** Task to complete **
Go through the entries below and write each one out exactly.

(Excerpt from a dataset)
• • • • •

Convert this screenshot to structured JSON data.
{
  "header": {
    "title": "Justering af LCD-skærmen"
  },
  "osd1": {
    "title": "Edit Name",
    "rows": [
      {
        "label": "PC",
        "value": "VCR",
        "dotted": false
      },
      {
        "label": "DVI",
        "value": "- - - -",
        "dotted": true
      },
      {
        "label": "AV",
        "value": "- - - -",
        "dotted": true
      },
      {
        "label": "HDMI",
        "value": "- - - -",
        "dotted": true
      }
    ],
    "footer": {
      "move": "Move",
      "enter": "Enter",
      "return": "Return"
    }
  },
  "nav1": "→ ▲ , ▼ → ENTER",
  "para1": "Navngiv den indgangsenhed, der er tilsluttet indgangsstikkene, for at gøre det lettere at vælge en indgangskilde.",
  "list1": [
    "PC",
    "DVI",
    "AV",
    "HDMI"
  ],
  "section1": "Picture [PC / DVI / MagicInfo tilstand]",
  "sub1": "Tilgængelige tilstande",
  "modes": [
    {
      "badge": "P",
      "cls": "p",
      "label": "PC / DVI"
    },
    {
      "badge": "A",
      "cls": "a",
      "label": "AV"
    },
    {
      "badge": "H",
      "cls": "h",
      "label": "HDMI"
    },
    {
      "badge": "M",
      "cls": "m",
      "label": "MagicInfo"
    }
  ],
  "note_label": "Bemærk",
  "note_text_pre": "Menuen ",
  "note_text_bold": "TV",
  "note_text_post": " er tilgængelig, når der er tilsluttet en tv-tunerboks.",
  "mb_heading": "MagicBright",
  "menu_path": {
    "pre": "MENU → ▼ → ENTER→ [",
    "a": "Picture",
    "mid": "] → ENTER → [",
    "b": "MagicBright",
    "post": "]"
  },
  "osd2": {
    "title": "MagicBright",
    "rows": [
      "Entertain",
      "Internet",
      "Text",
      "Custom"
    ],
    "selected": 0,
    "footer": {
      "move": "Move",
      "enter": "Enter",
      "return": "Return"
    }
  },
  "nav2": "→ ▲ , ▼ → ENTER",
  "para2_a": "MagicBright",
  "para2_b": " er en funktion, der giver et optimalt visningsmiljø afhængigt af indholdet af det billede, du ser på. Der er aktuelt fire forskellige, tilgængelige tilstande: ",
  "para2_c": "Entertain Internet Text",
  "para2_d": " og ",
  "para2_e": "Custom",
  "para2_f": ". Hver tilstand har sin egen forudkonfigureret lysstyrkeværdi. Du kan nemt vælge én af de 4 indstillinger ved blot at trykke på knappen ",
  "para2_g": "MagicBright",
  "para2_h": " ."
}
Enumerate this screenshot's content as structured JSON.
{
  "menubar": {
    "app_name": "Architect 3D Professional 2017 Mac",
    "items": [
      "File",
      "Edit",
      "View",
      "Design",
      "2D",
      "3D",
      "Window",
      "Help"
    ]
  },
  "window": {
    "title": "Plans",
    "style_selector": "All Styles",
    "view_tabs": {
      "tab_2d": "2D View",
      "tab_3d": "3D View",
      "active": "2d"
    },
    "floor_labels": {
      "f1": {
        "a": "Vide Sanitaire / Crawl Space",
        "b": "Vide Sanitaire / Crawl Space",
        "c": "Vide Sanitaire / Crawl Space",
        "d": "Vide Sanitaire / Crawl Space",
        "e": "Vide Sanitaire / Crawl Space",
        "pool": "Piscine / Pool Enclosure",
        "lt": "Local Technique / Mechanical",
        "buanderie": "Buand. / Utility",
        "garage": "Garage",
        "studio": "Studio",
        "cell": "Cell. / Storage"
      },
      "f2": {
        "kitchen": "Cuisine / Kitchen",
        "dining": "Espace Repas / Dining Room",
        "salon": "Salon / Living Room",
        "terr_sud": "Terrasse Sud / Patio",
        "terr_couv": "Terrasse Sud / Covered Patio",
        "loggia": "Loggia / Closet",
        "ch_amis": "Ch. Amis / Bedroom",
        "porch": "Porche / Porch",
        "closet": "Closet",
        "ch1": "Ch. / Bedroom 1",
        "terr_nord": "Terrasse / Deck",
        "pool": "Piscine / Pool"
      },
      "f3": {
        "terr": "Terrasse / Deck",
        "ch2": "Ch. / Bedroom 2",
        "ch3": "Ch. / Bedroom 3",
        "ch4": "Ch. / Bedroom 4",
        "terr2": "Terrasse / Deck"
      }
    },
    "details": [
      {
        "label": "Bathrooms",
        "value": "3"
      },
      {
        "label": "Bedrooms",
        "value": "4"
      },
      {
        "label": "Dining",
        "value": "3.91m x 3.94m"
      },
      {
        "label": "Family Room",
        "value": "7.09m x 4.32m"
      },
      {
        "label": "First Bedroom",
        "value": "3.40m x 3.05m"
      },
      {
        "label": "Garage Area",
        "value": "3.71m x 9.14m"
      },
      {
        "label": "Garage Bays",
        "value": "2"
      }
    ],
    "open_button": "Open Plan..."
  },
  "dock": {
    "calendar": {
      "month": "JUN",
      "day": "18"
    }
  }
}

• • • • •

** Correct output **
Convert this screenshot to structured JSON data.
{
  "header": {
    "title": "Justering af LCD-skærmen"
  },
  "osd1": {
    "title": "Edit Name",
    "rows": [
      {
        "label": "PC",
        "value": "VCR",
        "dotted": false
      },
      {
        "label": "DVI",
        "value": "- - - -",
        "dotted": true
      },
      {
        "label": "AV",
        "value": "- - - -",
        "dotted": true
      },
      {
        "label": "HDMI",
        "value": "- - - -",
        "dotted": true
      }
    ],
    "footer": {
      "move": "Move",
      "enter": "Enter",
      "return": "Return"
    }
  },
  "nav1": "→ ▲ , ▼ → ENTER",
  "para1": "Navngiv den indgangsenhed, der er tilsluttet indgangsstikkene, for at gøre det lettere at vælge en indgangskilde.",
  "list1": [
    "PC",
    "DVI",
    "AV",
    "HDMI"
  ],
  "section1": "Picture [PC / DVI / MagicInfo tilstand]",
  "sub1": "Tilgængelige tilstande",
  "modes": [
    {
      "badge": "P",
      "cls": "p",
      "label": "PC / DVI"
    },
    {
      "badge": "A",
      "cls": "a",
      "label": "AV"
    },
    {
      "badge": "H",
      "cls": "h",
      "label": "HDMI"
    },
    {
      "badge": "M",
      "cls": "m",
      "label": "MagicInfo"
    }
  ],
  "note_label": "Bemærk",
  "note_text_pre": "Menuen ",
  "note_text_bold": "TV",
  "note_text_post": " er tilgængelig, når der er tilsluttet en tv-tunerboks.",
  "mb_heading": "MagicBright",
  "menu_path": {
    "pre": "MENU → ▼ → ENTER→ [",
    "a": "Picture",
    "mid": "] → ENTER → [",
    "b": "MagicBright",
    "post": "]"
  },
  "osd2": {
    "title": "MagicBright",
    "rows": [
      "Entertain",
      "Internet",
      "Text",
      "Custom"
    ],
    "selected": 0,
    "footer": {
      "move": "Move",
      "enter": "Enter",
      "return": "Return"
    }
  },
  "nav2": "→ ▲ , ▼ → ENTER",
  "para2_a": "MagicBright",
  "para2_b": " er en funktion, der giver et optimalt visningsmiljø afhængigt af indholdet af det billede, du ser på. Der er aktuelt fire forskellige, tilgængelige tilstande: ",
  "para2_c": "Entertain Internet Text",
  "para2_d": " og ",
  "para2_e": "Custom",
  "para2_f": ". Hver tilstand har sin egen forudkonfigureret lysstyrkeværdi. Du kan nemt vælge én af de 4 indstillinger ved blot at trykke på knappen ",
  "para2_g": "MagicBright",
  "para2_h": " ."
}
Enumerate this screenshot's content as structured JSON.
{
  "menubar": {
    "app_name": "Architect 3D Professional 2017 Mac",
    "items": [
      "File",
      "Edit",
      "View",
      "Design",
      "2D",
      "3D",
      "Window",
      "Help"
    ]
  },
  "window": {
    "title": "Plans",
    "style_selector": "All Styles",
    "view_tabs": {
      "tab_2d": "2D View",
      "tab_3d": "3D View",
      "active": "2d"
    },
    "floor_labels": {
      "f1": {
        "a": "Vide Sanitaire / Crawl Space",
        "b": "Vide Sanitaire / Crawl Space",
        "c": "Vide Sanitaire / Crawl Space",
        "d": "Vide Sanitaire / Crawl Space",
        "e": "Vide Sanitaire / Crawl Space",
        "pool": "Piscine / Pool Enclosure",
        "lt": "Local Technique / Mechanical",
        "buanderie": "Buand. / Utility",
        "garage": "Garage",
        "studio": "Studio",
        "cell": "Cell. / Storage"
      },
      "f2": {
        "kitchen": "Cuisine / Kitchen",
        "dining": "Espace Repas / Dining Room",
        "salon": "Salon / Living Room",
        "terr_sud": "Terrasse Sud / Patio",
        "terr_couv": "Terrasse Sud / Covered Patio",
        "loggia": "Loggia / Closet",
        "ch_amis": "Ch. Amis / Bedroom",
        "porch": "Porche / Porch",
        "closet": "Closet",
        "ch1": "Ch. / Bedroom 1",
        "terr_nord": "Terrasse / Deck",
        "pool": "Piscine / Pool"
      },
      "f3": {
        "terr": "Terrasse / Deck",
        "ch2": "Ch. / Bedroom 2",
        "ch3": "Ch. / Bedroom 3",
        "ch4": "Ch. / Bedroom 4",
        "terr2": "Terrasse / Deck"
      }
    },
    "details": [
      {
        "label": "Bathrooms",
        "value": "3"
      },
      {
        "label": "Bedrooms",
        "value": "4"
      },
      {
        "label": "Dining",
        "value": "3.91m x 3.94m"
      },
      {
        "label": "Family Room",
        "value": "7.09m x 4.32m"
      },
      {
        "label": "First Bedroom",
        "value": "3.40m x 3.05m"
      },
      {
        "label": "Garage Area",
        "value": "3.71m x 9.14m"
      },
      {
        "label": "Garage Bays",
        "value": "2"
      }
    ],
    "open_button": "Open Plan..."
  },
  "dock": {
    "calendar": {
      "month": "JUN",
      "day": "18"
    }
  }
}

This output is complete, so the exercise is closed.